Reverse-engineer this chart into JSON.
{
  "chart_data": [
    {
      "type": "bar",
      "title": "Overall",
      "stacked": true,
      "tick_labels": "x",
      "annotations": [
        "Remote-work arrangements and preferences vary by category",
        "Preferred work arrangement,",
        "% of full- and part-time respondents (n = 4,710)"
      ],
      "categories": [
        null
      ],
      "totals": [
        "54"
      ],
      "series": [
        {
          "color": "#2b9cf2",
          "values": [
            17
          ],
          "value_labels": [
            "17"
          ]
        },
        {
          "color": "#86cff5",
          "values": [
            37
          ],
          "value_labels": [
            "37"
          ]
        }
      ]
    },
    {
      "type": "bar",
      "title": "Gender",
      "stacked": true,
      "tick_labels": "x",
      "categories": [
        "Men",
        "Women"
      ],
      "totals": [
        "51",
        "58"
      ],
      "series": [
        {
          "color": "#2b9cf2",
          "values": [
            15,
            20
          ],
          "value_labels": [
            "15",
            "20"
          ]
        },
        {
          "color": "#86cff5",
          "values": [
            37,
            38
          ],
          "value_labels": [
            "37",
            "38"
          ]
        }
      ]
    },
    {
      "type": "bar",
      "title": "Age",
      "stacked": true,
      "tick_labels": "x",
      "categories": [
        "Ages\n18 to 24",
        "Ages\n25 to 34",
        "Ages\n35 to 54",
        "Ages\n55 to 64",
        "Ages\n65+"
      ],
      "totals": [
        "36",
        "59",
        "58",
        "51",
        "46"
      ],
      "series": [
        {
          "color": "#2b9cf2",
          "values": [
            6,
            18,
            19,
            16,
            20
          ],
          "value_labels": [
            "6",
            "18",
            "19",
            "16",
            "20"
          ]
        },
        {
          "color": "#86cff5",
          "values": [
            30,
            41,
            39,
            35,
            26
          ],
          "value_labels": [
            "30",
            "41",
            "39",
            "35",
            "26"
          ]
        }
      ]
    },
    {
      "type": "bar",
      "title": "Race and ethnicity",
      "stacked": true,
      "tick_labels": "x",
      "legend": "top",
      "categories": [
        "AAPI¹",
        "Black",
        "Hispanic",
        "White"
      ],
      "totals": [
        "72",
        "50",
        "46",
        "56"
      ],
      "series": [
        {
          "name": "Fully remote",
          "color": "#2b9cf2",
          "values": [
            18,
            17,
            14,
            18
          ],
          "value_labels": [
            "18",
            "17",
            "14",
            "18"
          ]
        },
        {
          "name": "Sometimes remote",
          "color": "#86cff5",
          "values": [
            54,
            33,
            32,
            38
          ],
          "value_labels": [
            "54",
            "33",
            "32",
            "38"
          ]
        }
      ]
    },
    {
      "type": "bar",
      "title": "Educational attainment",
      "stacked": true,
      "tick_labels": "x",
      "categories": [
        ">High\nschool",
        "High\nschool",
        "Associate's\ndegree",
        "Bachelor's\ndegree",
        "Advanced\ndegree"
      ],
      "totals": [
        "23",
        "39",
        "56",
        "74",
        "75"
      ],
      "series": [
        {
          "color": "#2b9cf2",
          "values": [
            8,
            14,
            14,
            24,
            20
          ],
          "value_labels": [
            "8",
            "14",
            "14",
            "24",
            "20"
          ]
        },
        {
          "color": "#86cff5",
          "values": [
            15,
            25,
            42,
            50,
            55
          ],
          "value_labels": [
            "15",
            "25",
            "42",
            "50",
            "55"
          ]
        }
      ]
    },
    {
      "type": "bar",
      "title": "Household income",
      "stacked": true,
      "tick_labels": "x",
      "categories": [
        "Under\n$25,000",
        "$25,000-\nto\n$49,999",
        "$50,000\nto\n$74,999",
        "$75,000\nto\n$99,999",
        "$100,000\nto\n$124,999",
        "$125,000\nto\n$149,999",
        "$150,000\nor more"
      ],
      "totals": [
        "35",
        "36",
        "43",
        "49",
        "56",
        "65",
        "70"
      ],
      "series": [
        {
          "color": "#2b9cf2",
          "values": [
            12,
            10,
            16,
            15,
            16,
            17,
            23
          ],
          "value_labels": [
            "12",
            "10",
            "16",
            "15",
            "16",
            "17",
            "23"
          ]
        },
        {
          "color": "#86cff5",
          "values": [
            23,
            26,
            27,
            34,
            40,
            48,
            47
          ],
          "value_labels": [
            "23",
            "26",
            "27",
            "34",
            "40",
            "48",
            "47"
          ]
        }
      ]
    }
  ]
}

#### Task to carry out
Transcribe the data. Leave every line exactly as it is.

#### Response to the task
Reverse-engineer this chart into JSON.
{
  "chart_data": [
    {
      "type": "bar",
      "title": "Overall",
      "stacked": true,
      "tick_labels": "x",
      "annotations": [
        "Remote-work arrangements and preferences vary by category",
        "Preferred work arrangement,",
        "% of full- and part-time respondents (n = 4,710)"
      ],
      "categories": [
        null
      ],
      "totals": [
        "54"
      ],
      "series": [
        {
          "color": "#2b9cf2",
          "values": [
            17
          ],
          "value_labels": [
            "17"
          ]
        },
        {
          "color": "#86cff5",
          "values": [
            37
          ],
          "value_labels": [
            "37"
          ]
        }
      ]
    },
    {
      "type": "bar",
      "title": "Gender",
      "stacked": true,
      "tick_labels": "x",
      "categories": [
        "Men",
        "Women"
      ],
      "totals": [
        "51",
        "58"
      ],
      "series": [
        {
          "color": "#2b9cf2",
          "values": [
            15,
            20
          ],
          "value_labels": [
            "15",
            "20"
          ]
        },
        {
          "color": "#86cff5",
          "values": [
            37,
            38
          ],
          "value_labels": [
            "37",
            "38"
          ]
        }
      ]
    },
    {
      "type": "bar",
      "title": "Age",
      "stacked": true,
      "tick_labels": "x",
      "categories": [
        "Ages\n18 to 24",
        "Ages\n25 to 34",
        "Ages\n35 to 54",
        "Ages\n55 to 64",
        "Ages\n65+"
      ],
      "totals": [
        "36",
        "59",
        "58",
        "51",
        "46"
      ],
      "series": [
        {
          "color": "#2b9cf2",
          "values": [
            6,
            18,
            19,
            16,
            20
          ],
          "value_labels": [
            "6",
            "18",
            "19",
            "16",
            "20"
          ]
        },
        {
          "color": "#86cff5",
          "values": [
            30,
            41,
            39,
            35,
            26
          ],
          "value_labels": [
            "30",
            "41",
            "39",
            "35",
            "26"
          ]
        }
      ]
    },
    {
      "type": "bar",
      "title": "Race and ethnicity",
      "stacked": true,
      "tick_labels": "x",
      "legend": "top",
      "categories": [
        "AAPI¹",
        "Black",
        "Hispanic",
        "White"
      ],
      "totals": [
        "72",
        "50",
        "46",
        "56"
      ],
      "series": [
        {
          "name": "Fully remote",
          "color": "#2b9cf2",
          "values": [
            18,
            17,
            14,
            18
          ],
          "value_labels": [
            "18",
            "17",
            "14",
            "18"
          ]
        },
        {
          "name": "Sometimes remote",
          "color": "#86cff5",
          "values": [
            54,
            33,
            32,
            38
          ],
          "value_labels": [
            "54",
            "33",
            "32",
            "38"
          ]
        }
      ]
    },
    {
      "type": "bar",
      "title": "Educational attainment",
      "stacked": true,
      "tick_labels": "x",
      "categories": [
        ">High\nschool",
        "High\nschool",
        "Associate's\ndegree",
        "Bachelor's\ndegree",
        "Advanced\ndegree"
      ],
      "totals": [
        "23",
        "39",
        "56",
        "74",
        "75"
      ],
      "series": [
        {
          "color": "#2b9cf2",
          "values": [
            8,
            14,
            14,
            24,
            20
          ],
          "value_labels": [
            "8",
            "14",
            "14",
            "24",
            "20"
          ]
        },
        {
          "color": "#86cff5",
          "values": [
            15,
            25,
            42,
            50,
            55
          ],
          "value_labels": [
            "15",
            "25",
            "42",
            "50",
            "55"
          ]
        }
      ]
    },
    {
      "type": "bar",
      "title": "Household income",
      "stacked": true,
      "tick_labels": "x",
      "categories": [
        "Under\n$25,000",
        "$25,000-\nto\n$49,999",
        "$50,000\nto\n$74,999",
        "$75,000\nto\n$99,999",
        "$100,000\nto\n$124,999",
        "$125,000\nto\n$149,999",
        "$150,000\nor more"
      ],
      "totals": [
        "35",
        "36",
        "43",
        "49",
        "56",
        "65",
        "70"
      ],
      "series": [
        {
          "color": "#2b9cf2",
          "values": [
            12,
            10,
            16,
            15,
            16,
            17,
            23
          ],
          "value_labels": [
            "12",
            "10",
            "16",
            "15",
            "16",
            "17",
            "23"
          ]
        },
        {
          "color": "#86cff5",
          "values": [
            23,
            26,
            27,
            34,
            40,
            48,
            47
          ],
          "value_labels": [
            "23",
            "26",
            "27",
            "34",
            "40",
            "48",
            "47"
          ]
        }
      ]
    }
  ]
}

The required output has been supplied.